Element and region listings:
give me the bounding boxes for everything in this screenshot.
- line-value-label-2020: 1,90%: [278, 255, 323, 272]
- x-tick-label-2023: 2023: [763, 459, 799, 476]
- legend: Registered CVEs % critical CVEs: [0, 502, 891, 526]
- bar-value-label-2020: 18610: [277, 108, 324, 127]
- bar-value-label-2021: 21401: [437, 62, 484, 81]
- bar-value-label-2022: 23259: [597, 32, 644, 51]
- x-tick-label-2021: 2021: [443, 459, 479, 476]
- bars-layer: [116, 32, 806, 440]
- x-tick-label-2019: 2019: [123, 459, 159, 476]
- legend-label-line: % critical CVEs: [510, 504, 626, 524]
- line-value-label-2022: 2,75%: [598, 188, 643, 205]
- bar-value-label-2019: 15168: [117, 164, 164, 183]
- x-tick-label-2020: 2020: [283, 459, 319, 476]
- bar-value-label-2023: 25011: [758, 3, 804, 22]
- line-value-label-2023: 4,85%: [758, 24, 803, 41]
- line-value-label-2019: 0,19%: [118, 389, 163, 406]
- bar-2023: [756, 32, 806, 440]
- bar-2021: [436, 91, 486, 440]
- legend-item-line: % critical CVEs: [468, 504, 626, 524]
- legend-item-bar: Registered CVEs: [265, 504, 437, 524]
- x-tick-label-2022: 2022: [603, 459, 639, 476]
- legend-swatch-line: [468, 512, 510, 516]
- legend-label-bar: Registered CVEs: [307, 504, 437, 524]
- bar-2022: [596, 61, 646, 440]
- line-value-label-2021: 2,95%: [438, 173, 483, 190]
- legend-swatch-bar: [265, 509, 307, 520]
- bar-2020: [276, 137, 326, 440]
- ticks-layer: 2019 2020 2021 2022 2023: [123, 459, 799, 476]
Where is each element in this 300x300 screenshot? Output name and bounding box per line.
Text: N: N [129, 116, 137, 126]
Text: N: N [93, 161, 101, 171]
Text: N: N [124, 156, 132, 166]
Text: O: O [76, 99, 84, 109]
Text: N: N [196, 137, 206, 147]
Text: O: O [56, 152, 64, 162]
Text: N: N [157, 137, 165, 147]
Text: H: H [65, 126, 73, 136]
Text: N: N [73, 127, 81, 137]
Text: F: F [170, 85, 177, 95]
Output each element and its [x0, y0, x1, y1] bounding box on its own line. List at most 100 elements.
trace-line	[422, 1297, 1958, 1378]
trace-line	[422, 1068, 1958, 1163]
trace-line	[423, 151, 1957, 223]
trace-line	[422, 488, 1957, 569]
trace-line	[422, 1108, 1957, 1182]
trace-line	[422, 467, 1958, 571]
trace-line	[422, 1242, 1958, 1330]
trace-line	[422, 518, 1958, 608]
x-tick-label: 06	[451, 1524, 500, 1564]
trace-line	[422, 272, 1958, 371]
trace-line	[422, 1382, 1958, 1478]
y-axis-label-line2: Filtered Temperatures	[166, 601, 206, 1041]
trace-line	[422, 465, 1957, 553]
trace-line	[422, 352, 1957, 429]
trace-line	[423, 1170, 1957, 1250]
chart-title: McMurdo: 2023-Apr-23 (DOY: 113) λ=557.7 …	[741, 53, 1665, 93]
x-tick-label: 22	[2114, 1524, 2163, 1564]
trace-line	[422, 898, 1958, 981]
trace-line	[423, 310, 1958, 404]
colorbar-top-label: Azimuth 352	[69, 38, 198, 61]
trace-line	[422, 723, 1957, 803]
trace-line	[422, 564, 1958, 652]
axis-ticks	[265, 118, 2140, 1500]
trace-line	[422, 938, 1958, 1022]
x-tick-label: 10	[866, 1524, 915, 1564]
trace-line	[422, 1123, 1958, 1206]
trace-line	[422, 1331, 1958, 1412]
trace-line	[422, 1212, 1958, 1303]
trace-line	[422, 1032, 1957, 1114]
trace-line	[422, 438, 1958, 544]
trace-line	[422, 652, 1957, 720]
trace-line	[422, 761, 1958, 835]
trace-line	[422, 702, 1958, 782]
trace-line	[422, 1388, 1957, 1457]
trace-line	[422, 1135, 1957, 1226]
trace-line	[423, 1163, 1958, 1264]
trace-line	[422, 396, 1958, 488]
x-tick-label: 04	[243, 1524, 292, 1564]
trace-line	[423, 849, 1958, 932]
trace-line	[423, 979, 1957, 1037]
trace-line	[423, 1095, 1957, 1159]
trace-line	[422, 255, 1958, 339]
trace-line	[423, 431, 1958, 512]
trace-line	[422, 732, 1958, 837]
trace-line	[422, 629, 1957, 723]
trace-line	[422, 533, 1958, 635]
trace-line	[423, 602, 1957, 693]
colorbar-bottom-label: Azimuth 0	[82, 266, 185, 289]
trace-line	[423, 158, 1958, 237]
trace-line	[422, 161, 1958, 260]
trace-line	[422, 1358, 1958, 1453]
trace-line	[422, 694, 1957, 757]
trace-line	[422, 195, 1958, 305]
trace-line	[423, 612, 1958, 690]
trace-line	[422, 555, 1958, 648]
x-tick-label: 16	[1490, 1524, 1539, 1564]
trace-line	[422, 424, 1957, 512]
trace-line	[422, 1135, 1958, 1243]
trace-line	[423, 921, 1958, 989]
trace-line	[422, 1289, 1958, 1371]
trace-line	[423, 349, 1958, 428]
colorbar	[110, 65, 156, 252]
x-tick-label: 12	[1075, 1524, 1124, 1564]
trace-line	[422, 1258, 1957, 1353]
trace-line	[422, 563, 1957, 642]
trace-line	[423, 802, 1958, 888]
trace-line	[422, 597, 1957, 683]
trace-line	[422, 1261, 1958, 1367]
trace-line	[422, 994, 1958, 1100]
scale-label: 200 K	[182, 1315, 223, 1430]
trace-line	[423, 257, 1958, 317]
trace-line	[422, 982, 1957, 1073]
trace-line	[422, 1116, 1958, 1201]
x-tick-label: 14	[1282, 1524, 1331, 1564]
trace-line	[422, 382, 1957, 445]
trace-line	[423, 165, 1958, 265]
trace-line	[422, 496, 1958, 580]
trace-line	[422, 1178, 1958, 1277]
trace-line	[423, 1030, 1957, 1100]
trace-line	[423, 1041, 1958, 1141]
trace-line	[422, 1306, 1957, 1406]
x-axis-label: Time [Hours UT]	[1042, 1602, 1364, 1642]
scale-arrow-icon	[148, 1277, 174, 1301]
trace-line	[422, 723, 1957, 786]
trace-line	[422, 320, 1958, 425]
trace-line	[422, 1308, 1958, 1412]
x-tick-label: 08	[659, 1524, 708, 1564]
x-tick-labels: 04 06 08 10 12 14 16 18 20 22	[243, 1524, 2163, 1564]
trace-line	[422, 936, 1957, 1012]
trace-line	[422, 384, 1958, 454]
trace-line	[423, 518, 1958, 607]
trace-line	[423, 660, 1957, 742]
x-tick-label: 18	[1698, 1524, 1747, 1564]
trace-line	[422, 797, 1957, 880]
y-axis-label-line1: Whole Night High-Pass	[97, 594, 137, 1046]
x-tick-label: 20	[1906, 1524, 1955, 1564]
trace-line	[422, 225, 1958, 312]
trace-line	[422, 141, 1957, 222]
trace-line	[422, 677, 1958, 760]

> Problem to work on: Format the records from their first line through the line containing "- bar-value-label-2023: 25011: [758, 3, 804, 22]" as a JSON list of strings, one string per line, leaving out blank lines.

> Written response:
[
  "give me the bounding boxes for everything in this screenshot.",
  "- line-value-label-2020: 1,90%: [278, 255, 323, 272]",
  "- x-tick-label-2023: 2023: [763, 459, 799, 476]",
  "- legend: Registered CVEs % critical CVEs: [0, 502, 891, 526]",
  "- bar-value-label-2020: 18610: [277, 108, 324, 127]",
  "- bar-value-label-2021: 21401: [437, 62, 484, 81]",
  "- bar-value-label-2022: 23259: [597, 32, 644, 51]",
  "- x-tick-label-2021: 2021: [443, 459, 479, 476]",
  "- bars-layer: [116, 32, 806, 440]",
  "- x-tick-label-2019: 2019: [123, 459, 159, 476]",
  "- legend-label-line: % critical CVEs: [510, 504, 626, 524]",
  "- line-value-label-2022: 2,75%: [598, 188, 643, 205]",
  "- bar-value-label-2019: 15168: [117, 164, 164, 183]",
  "- x-tick-label-2020: 2020: [283, 459, 319, 476]",
  "- bar-value-label-2023: 25011: [758, 3, 804, 22]"
]